> [Exercise task]: Give every line from the entries that contains "keberagaman".

> [Raw records]:
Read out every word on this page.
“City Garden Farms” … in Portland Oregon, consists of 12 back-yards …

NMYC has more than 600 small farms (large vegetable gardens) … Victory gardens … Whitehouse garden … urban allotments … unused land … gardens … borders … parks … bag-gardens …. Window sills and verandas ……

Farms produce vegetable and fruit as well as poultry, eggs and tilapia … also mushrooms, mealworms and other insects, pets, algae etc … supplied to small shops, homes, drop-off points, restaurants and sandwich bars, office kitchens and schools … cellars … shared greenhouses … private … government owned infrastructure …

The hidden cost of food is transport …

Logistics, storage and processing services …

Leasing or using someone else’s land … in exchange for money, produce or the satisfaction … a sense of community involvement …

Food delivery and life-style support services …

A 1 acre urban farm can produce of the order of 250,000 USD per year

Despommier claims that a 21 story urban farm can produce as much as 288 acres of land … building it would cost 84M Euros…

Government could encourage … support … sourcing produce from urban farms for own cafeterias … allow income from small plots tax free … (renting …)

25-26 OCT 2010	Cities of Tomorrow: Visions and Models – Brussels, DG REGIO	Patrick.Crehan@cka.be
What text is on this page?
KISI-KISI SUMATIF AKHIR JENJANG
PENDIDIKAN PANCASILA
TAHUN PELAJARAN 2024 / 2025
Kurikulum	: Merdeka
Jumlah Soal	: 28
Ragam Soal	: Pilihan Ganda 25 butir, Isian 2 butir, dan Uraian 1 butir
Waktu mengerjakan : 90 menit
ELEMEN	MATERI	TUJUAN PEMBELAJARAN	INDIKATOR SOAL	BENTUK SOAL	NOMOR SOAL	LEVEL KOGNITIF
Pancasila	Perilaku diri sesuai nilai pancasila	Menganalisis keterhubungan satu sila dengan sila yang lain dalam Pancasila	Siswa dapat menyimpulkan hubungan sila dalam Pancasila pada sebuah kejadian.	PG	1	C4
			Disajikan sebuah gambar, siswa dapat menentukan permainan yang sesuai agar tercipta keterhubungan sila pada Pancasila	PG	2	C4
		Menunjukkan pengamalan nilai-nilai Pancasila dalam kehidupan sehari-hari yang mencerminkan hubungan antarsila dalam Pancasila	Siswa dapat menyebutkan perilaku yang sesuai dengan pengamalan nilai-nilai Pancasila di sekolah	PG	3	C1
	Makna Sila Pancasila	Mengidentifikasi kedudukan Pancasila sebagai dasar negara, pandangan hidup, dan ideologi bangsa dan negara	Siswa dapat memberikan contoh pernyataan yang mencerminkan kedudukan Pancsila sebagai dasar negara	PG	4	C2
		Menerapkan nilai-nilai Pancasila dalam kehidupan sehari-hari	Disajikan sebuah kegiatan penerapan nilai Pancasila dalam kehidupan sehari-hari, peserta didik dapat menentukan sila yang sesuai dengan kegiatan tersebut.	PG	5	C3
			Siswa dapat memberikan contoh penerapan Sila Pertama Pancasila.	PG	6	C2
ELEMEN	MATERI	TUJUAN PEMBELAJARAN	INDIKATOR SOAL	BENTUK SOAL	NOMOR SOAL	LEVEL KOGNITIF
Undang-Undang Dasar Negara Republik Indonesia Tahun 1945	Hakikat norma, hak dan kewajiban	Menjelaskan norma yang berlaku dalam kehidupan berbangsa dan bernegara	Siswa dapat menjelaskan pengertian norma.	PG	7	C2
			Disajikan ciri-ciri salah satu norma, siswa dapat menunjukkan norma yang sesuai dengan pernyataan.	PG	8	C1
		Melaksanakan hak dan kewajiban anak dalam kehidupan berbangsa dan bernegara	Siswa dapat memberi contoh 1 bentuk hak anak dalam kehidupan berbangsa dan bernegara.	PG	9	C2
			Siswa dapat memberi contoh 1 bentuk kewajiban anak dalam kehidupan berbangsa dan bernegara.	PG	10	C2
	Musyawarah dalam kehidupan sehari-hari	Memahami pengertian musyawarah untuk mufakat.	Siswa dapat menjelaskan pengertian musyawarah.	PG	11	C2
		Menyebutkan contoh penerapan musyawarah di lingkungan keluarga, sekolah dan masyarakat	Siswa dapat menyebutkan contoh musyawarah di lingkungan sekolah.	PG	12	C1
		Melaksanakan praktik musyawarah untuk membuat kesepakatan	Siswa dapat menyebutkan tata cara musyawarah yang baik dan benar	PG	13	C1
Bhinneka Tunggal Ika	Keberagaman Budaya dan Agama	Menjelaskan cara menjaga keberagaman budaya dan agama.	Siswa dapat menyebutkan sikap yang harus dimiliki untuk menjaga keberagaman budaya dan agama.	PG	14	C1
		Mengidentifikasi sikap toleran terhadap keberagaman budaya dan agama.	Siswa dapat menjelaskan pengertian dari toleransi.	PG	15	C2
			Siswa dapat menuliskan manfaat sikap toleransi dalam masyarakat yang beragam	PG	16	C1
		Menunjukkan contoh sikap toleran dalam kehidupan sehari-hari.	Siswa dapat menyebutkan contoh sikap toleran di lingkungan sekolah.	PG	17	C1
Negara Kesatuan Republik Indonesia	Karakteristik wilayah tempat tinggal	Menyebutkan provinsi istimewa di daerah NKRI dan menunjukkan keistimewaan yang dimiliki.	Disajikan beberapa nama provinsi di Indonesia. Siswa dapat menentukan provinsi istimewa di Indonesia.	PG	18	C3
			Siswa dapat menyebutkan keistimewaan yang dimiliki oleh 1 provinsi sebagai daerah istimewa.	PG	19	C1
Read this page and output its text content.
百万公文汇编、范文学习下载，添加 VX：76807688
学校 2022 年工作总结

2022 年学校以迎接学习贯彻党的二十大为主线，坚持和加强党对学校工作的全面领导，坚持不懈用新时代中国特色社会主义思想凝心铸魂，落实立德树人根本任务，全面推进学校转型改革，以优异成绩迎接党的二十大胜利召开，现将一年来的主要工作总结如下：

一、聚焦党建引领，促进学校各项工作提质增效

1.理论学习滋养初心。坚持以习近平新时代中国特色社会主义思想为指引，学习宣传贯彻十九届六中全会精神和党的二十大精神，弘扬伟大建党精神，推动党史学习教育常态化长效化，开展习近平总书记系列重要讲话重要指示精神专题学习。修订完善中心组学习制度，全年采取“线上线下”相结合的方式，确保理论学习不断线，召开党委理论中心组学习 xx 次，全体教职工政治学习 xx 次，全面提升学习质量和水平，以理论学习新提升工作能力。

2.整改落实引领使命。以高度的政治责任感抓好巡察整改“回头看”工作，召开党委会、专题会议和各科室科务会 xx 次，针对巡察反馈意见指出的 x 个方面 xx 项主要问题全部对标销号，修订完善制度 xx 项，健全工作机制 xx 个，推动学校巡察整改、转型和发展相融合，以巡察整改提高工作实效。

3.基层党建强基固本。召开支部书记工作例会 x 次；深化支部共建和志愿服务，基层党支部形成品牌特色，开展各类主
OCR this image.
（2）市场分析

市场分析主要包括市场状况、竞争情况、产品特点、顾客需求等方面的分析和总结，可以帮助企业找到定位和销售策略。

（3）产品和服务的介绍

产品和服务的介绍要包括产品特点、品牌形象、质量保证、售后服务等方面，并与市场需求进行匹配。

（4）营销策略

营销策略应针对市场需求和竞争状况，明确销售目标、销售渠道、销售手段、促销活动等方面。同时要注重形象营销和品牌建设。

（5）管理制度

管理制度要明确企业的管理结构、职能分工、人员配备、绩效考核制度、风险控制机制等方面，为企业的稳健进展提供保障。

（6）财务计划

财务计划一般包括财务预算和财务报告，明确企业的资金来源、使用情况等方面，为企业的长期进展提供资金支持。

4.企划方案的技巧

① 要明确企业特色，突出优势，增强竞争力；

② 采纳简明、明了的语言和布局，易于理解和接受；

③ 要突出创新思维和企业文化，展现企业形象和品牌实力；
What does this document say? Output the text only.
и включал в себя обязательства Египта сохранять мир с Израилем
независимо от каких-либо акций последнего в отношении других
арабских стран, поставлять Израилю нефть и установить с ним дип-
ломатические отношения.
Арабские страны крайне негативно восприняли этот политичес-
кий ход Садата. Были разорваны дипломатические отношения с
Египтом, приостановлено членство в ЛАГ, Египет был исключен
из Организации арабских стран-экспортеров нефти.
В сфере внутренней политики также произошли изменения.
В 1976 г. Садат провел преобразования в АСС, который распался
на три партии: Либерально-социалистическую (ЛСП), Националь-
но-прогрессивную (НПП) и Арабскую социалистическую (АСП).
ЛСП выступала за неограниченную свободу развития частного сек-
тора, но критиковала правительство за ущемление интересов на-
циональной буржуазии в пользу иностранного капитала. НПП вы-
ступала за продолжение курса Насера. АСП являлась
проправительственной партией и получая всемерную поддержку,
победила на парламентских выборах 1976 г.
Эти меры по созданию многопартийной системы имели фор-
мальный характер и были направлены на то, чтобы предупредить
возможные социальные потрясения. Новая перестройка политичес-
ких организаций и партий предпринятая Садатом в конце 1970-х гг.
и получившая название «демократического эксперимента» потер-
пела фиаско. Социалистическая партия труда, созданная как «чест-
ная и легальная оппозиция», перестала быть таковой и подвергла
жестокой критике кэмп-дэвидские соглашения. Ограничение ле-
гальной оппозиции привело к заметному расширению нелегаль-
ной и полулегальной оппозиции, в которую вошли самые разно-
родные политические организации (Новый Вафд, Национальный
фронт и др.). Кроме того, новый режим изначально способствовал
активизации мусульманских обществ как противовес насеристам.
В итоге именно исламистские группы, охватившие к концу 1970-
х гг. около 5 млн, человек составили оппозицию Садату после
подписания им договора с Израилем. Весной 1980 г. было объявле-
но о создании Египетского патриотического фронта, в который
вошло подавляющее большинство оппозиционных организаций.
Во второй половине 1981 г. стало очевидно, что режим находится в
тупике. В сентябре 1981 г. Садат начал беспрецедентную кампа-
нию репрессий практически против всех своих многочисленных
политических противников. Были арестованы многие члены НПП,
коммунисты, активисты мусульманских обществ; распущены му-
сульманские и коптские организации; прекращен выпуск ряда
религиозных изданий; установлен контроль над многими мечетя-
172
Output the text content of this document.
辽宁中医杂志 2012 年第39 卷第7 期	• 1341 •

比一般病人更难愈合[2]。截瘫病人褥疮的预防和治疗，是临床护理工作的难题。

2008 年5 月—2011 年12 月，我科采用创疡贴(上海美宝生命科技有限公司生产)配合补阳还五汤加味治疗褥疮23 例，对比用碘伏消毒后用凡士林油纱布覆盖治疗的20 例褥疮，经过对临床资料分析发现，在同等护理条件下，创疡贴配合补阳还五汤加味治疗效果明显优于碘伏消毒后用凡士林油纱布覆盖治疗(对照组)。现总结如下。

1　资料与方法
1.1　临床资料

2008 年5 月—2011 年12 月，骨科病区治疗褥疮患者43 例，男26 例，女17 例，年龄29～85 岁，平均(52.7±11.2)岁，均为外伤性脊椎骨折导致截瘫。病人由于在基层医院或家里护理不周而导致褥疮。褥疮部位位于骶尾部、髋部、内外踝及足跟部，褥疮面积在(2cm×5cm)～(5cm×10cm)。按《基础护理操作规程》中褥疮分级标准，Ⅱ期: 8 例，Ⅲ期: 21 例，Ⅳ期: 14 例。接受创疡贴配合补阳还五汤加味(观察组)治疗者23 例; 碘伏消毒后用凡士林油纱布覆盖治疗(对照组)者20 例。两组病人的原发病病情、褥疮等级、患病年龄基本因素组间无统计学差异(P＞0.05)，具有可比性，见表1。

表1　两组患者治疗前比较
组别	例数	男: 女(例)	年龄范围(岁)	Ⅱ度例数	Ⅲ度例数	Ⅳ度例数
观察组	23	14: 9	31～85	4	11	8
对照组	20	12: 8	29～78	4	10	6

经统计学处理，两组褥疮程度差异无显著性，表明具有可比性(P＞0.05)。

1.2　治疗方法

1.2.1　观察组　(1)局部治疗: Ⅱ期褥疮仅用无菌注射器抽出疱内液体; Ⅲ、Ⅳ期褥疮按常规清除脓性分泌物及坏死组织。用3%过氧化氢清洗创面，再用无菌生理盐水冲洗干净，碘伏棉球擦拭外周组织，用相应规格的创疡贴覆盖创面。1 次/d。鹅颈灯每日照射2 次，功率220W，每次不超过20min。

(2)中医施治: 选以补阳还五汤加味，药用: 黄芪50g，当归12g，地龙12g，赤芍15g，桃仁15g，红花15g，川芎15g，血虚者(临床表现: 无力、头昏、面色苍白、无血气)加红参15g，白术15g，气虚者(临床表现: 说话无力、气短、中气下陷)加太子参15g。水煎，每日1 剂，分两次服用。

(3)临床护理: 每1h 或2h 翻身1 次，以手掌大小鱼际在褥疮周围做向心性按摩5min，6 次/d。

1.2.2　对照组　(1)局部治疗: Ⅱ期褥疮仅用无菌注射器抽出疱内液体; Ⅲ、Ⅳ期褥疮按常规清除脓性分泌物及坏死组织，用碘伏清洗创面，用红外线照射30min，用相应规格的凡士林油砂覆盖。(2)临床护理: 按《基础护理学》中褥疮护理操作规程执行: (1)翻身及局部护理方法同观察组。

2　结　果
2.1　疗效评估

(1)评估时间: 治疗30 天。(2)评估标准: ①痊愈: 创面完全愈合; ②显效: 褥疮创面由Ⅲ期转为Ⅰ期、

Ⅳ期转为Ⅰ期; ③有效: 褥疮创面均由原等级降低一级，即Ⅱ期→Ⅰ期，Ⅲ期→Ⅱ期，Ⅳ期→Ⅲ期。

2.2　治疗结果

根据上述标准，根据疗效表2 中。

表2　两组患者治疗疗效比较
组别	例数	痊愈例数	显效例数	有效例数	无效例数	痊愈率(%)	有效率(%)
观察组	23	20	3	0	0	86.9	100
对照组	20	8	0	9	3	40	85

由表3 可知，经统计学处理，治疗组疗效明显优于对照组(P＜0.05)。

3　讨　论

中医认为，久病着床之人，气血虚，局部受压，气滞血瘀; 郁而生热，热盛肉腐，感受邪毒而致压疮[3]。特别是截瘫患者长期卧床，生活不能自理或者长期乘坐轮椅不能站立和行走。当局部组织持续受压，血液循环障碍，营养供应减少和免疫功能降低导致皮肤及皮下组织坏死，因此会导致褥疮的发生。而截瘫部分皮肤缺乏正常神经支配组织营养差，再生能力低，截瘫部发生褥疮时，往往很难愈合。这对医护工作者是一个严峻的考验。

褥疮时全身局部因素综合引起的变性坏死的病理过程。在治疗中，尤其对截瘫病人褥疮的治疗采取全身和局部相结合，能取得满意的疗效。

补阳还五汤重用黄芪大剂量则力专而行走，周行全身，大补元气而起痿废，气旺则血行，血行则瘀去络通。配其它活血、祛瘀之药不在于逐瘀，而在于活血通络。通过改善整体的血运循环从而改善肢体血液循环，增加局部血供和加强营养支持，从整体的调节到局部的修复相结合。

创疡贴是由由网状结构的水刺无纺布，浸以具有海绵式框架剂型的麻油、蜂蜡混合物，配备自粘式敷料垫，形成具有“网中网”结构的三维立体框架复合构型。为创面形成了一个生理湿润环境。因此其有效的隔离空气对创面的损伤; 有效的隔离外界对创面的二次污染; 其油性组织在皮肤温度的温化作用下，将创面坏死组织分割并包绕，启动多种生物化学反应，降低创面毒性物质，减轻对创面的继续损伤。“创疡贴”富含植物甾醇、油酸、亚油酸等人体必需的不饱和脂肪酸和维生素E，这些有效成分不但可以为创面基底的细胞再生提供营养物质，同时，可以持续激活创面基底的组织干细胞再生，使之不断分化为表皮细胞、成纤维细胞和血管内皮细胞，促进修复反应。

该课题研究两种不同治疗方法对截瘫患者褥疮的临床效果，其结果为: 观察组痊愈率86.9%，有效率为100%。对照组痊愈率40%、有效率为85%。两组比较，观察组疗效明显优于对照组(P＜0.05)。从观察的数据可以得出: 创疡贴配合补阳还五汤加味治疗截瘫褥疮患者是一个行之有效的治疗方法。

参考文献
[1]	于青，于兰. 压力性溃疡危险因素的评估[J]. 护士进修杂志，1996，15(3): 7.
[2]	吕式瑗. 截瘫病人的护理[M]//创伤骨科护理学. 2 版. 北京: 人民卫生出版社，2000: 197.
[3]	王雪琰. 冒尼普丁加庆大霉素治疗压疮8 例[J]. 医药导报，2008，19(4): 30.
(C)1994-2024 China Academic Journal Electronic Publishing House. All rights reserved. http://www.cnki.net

> [Result below]:
Bhinneka Tunggal Ika	Keberagaman Budaya dan Agama	Menjelaskan cara menjaga keberagaman budaya dan agama.	Siswa dapat menyebutkan sikap yang harus dimiliki untuk menjaga keberagaman budaya dan agama.	PG	14	C1
		Mengidentifikasi sikap toleran terhadap keberagaman budaya dan agama.	Siswa dapat menjelaskan pengertian dari toleransi.	PG	15	C2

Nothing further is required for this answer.